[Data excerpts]
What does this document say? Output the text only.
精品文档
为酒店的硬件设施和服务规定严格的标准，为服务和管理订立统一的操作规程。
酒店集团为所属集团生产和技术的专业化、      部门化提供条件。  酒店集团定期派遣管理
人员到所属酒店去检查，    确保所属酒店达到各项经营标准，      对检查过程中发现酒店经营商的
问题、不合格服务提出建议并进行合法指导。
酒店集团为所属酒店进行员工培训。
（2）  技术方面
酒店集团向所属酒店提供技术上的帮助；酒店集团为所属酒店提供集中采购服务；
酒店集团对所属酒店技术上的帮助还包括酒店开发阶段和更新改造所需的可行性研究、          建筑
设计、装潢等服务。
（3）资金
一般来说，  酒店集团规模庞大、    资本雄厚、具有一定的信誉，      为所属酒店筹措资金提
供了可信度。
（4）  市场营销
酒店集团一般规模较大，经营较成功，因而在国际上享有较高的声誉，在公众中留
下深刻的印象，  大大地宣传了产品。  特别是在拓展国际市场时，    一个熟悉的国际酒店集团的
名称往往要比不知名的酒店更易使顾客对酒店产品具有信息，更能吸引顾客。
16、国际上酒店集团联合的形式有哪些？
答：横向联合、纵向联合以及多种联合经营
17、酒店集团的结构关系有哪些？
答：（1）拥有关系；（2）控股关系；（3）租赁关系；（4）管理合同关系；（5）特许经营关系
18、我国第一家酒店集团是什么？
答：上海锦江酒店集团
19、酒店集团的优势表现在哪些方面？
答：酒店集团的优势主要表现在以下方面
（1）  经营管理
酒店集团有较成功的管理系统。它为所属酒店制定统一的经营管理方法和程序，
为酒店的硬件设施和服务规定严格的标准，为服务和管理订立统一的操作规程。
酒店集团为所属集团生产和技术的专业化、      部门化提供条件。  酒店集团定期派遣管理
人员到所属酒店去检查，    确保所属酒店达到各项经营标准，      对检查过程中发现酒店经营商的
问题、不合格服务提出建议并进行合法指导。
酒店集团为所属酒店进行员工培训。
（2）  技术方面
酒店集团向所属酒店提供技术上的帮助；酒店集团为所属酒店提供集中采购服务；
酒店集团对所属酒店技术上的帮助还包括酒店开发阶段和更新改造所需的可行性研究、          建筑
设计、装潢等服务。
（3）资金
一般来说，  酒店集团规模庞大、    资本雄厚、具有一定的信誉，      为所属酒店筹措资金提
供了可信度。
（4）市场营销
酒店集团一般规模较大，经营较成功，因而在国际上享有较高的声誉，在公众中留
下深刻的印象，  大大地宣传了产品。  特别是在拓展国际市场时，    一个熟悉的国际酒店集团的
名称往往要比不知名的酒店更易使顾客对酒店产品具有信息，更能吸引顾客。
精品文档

» Directions for this task:
Reproduce the entries above exactly.

» Expected output:
What does this document say? Output the text only.
精品文档
为酒店的硬件设施和服务规定严格的标准，为服务和管理订立统一的操作规程。
酒店集团为所属集团生产和技术的专业化、      部门化提供条件。  酒店集团定期派遣管理
人员到所属酒店去检查，    确保所属酒店达到各项经营标准，      对检查过程中发现酒店经营商的
问题、不合格服务提出建议并进行合法指导。
酒店集团为所属酒店进行员工培训。
（2）  技术方面
酒店集团向所属酒店提供技术上的帮助；酒店集团为所属酒店提供集中采购服务；
酒店集团对所属酒店技术上的帮助还包括酒店开发阶段和更新改造所需的可行性研究、          建筑
设计、装潢等服务。
（3）资金
一般来说，  酒店集团规模庞大、    资本雄厚、具有一定的信誉，      为所属酒店筹措资金提
供了可信度。
（4）  市场营销
酒店集团一般规模较大，经营较成功，因而在国际上享有较高的声誉，在公众中留
下深刻的印象，  大大地宣传了产品。  特别是在拓展国际市场时，    一个熟悉的国际酒店集团的
名称往往要比不知名的酒店更易使顾客对酒店产品具有信息，更能吸引顾客。
16、国际上酒店集团联合的形式有哪些？
答：横向联合、纵向联合以及多种联合经营
17、酒店集团的结构关系有哪些？
答：（1）拥有关系；（2）控股关系；（3）租赁关系；（4）管理合同关系；（5）特许经营关系
18、我国第一家酒店集团是什么？
答：上海锦江酒店集团
19、酒店集团的优势表现在哪些方面？
答：酒店集团的优势主要表现在以下方面
（1）  经营管理
酒店集团有较成功的管理系统。它为所属酒店制定统一的经营管理方法和程序，
为酒店的硬件设施和服务规定严格的标准，为服务和管理订立统一的操作规程。
酒店集团为所属集团生产和技术的专业化、      部门化提供条件。  酒店集团定期派遣管理
人员到所属酒店去检查，    确保所属酒店达到各项经营标准，      对检查过程中发现酒店经营商的
问题、不合格服务提出建议并进行合法指导。
酒店集团为所属酒店进行员工培训。
（2）  技术方面
酒店集团向所属酒店提供技术上的帮助；酒店集团为所属酒店提供集中采购服务；
酒店集团对所属酒店技术上的帮助还包括酒店开发阶段和更新改造所需的可行性研究、          建筑
设计、装潢等服务。
（3）资金
一般来说，  酒店集团规模庞大、    资本雄厚、具有一定的信誉，      为所属酒店筹措资金提
供了可信度。
（4）市场营销
酒店集团一般规模较大，经营较成功，因而在国际上享有较高的声誉，在公众中留
下深刻的印象，  大大地宣传了产品。  特别是在拓展国际市场时，    一个熟悉的国际酒店集团的
名称往往要比不知名的酒店更易使顾客对酒店产品具有信息，更能吸引顾客。
精品文档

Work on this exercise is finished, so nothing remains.